◆ INFORMATION SHOWN:
##########
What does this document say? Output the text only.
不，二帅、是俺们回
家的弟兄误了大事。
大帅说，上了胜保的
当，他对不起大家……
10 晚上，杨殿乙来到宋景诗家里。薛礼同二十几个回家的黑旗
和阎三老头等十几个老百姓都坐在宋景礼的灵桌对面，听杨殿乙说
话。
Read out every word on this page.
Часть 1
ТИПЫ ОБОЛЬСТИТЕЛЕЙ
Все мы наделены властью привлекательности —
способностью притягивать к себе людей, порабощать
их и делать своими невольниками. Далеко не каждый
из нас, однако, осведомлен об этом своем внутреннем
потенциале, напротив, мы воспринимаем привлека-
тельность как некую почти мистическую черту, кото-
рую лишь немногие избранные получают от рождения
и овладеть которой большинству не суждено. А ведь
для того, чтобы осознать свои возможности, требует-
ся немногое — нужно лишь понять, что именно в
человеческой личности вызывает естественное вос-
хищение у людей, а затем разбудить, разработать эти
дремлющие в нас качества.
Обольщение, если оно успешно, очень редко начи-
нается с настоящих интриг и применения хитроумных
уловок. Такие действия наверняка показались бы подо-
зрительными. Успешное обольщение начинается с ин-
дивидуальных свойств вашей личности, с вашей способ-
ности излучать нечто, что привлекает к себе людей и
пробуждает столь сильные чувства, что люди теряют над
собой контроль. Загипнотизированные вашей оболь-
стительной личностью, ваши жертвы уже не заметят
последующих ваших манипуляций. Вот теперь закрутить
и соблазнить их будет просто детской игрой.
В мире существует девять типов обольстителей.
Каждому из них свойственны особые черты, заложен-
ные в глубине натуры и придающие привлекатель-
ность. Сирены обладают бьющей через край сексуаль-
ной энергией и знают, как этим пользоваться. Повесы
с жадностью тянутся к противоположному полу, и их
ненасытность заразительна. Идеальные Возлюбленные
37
##########
◆ GOAL: Gather each line in the entries above where the string "вашей" is found.

◆ ANSWER FOR THIS EXERCISE:
дивидуальных свойств вашей личности, с вашей способ-
собой контроль. Загипнотизированные вашей оболь-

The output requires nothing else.